Saved data entries:
** BEGIN **

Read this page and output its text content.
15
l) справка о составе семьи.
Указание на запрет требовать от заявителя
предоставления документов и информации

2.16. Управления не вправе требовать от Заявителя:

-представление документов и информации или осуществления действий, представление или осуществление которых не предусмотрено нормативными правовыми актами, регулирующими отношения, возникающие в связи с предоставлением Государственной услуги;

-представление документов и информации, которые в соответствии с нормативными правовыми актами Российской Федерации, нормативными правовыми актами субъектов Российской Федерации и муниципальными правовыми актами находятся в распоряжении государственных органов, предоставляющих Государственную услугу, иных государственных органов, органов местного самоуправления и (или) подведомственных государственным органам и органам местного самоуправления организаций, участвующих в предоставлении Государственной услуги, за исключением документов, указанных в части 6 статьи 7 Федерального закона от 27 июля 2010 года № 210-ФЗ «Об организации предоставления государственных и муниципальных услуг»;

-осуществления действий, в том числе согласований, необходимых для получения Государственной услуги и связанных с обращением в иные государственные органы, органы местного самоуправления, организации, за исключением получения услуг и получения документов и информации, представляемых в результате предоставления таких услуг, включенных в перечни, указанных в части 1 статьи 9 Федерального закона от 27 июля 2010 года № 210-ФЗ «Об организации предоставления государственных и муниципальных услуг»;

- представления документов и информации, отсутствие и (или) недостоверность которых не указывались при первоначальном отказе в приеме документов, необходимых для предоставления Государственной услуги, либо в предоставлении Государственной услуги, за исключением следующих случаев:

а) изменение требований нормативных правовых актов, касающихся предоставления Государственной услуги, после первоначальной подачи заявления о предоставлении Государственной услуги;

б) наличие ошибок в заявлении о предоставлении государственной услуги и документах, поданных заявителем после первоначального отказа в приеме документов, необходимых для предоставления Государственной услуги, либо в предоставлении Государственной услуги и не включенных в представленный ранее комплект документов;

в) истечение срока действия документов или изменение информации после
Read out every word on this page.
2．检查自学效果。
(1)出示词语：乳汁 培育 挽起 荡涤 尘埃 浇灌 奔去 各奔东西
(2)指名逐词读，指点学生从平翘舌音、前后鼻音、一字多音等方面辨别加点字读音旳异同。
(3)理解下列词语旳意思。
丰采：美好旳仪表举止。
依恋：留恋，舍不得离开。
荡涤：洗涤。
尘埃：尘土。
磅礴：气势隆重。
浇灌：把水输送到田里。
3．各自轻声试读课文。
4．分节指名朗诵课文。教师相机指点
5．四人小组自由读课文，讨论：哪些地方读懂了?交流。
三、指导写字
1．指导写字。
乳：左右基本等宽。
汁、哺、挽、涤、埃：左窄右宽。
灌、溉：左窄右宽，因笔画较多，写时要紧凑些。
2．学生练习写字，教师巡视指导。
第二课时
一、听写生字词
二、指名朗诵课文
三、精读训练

** END **

Directions
Pull out the lines above in which the word "page" appears.

The reply
Read this page and output its text content.
Read out every word on this page.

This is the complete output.